→ CHALLENGE
All entries should be output exactly as they stand.

→ DATA

**********

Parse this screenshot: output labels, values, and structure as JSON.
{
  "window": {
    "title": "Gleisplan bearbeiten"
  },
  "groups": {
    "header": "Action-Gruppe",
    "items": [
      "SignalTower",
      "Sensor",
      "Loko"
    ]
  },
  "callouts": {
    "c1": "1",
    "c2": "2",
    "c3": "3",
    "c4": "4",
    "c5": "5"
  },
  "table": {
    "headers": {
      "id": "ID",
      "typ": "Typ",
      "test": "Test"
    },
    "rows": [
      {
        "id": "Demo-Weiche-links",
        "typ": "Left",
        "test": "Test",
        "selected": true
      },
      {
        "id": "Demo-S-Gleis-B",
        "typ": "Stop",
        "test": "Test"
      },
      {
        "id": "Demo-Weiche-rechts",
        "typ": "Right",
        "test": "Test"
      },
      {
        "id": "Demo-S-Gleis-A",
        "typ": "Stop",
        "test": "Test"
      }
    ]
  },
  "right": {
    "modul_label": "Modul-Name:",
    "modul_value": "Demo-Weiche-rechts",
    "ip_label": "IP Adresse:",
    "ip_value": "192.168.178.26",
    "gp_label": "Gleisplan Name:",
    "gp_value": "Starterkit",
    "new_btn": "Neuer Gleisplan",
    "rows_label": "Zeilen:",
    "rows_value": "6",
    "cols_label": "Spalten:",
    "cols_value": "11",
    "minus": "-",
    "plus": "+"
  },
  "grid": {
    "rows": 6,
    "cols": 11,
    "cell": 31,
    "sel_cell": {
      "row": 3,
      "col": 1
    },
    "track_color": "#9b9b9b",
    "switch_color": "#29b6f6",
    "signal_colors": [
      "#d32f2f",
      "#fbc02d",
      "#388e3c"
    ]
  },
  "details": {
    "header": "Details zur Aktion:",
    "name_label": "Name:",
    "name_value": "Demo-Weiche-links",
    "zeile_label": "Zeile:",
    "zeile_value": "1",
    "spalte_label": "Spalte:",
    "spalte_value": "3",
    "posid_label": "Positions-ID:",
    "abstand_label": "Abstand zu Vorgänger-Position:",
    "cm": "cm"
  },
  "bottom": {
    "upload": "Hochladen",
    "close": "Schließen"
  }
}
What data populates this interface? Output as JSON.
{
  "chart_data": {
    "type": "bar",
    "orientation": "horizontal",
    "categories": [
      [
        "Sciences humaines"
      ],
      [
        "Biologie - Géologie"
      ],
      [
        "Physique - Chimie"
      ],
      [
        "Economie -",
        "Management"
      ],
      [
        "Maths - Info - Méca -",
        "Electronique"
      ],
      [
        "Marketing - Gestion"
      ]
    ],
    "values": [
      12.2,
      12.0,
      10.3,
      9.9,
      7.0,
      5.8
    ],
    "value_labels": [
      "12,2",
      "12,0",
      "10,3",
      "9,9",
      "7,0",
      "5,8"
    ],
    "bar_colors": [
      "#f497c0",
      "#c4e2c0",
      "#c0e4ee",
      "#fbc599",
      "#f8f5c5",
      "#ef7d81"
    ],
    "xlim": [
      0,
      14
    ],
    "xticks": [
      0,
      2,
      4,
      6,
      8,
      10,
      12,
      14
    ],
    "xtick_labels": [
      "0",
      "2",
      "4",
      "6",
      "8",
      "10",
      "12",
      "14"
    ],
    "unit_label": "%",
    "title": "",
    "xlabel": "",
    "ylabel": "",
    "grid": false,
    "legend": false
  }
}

**********

→ OUTPUT OF THE TASK
Parse this screenshot: output labels, values, and structure as JSON.
{
  "window": {
    "title": "Gleisplan bearbeiten"
  },
  "groups": {
    "header": "Action-Gruppe",
    "items": [
      "SignalTower",
      "Sensor",
      "Loko"
    ]
  },
  "callouts": {
    "c1": "1",
    "c2": "2",
    "c3": "3",
    "c4": "4",
    "c5": "5"
  },
  "table": {
    "headers": {
      "id": "ID",
      "typ": "Typ",
      "test": "Test"
    },
    "rows": [
      {
        "id": "Demo-Weiche-links",
        "typ": "Left",
        "test": "Test",
        "selected": true
      },
      {
        "id": "Demo-S-Gleis-B",
        "typ": "Stop",
        "test": "Test"
      },
      {
        "id": "Demo-Weiche-rechts",
        "typ": "Right",
        "test": "Test"
      },
      {
        "id": "Demo-S-Gleis-A",
        "typ": "Stop",
        "test": "Test"
      }
    ]
  },
  "right": {
    "modul_label": "Modul-Name:",
    "modul_value": "Demo-Weiche-rechts",
    "ip_label": "IP Adresse:",
    "ip_value": "192.168.178.26",
    "gp_label": "Gleisplan Name:",
    "gp_value": "Starterkit",
    "new_btn": "Neuer Gleisplan",
    "rows_label": "Zeilen:",
    "rows_value": "6",
    "cols_label": "Spalten:",
    "cols_value": "11",
    "minus": "-",
    "plus": "+"
  },
  "grid": {
    "rows": 6,
    "cols": 11,
    "cell": 31,
    "sel_cell": {
      "row": 3,
      "col": 1
    },
    "track_color": "#9b9b9b",
    "switch_color": "#29b6f6",
    "signal_colors": [
      "#d32f2f",
      "#fbc02d",
      "#388e3c"
    ]
  },
  "details": {
    "header": "Details zur Aktion:",
    "name_label": "Name:",
    "name_value": "Demo-Weiche-links",
    "zeile_label": "Zeile:",
    "zeile_value": "1",
    "spalte_label": "Spalte:",
    "spalte_value": "3",
    "posid_label": "Positions-ID:",
    "abstand_label": "Abstand zu Vorgänger-Position:",
    "cm": "cm"
  },
  "bottom": {
    "upload": "Hochladen",
    "close": "Schließen"
  }
}
What data populates this interface? Output as JSON.
{
  "chart_data": {
    "type": "bar",
    "orientation": "horizontal",
    "categories": [
      [
        "Sciences humaines"
      ],
      [
        "Biologie - Géologie"
      ],
      [
        "Physique - Chimie"
      ],
      [
        "Economie -",
        "Management"
      ],
      [
        "Maths - Info - Méca -",
        "Electronique"
      ],
      [
        "Marketing - Gestion"
      ]
    ],
    "values": [
      12.2,
      12.0,
      10.3,
      9.9,
      7.0,
      5.8
    ],
    "value_labels": [
      "12,2",
      "12,0",
      "10,3",
      "9,9",
      "7,0",
      "5,8"
    ],
    "bar_colors": [
      "#f497c0",
      "#c4e2c0",
      "#c0e4ee",
      "#fbc599",
      "#f8f5c5",
      "#ef7d81"
    ],
    "xlim": [
      0,
      14
    ],
    "xticks": [
      0,
      2,
      4,
      6,
      8,
      10,
      12,
      14
    ],
    "xtick_labels": [
      "0",
      "2",
      "4",
      "6",
      "8",
      "10",
      "12",
      "14"
    ],
    "unit_label": "%",
    "title": "",
    "xlabel": "",
    "ylabel": "",
    "grid": false,
    "legend": false
  }
}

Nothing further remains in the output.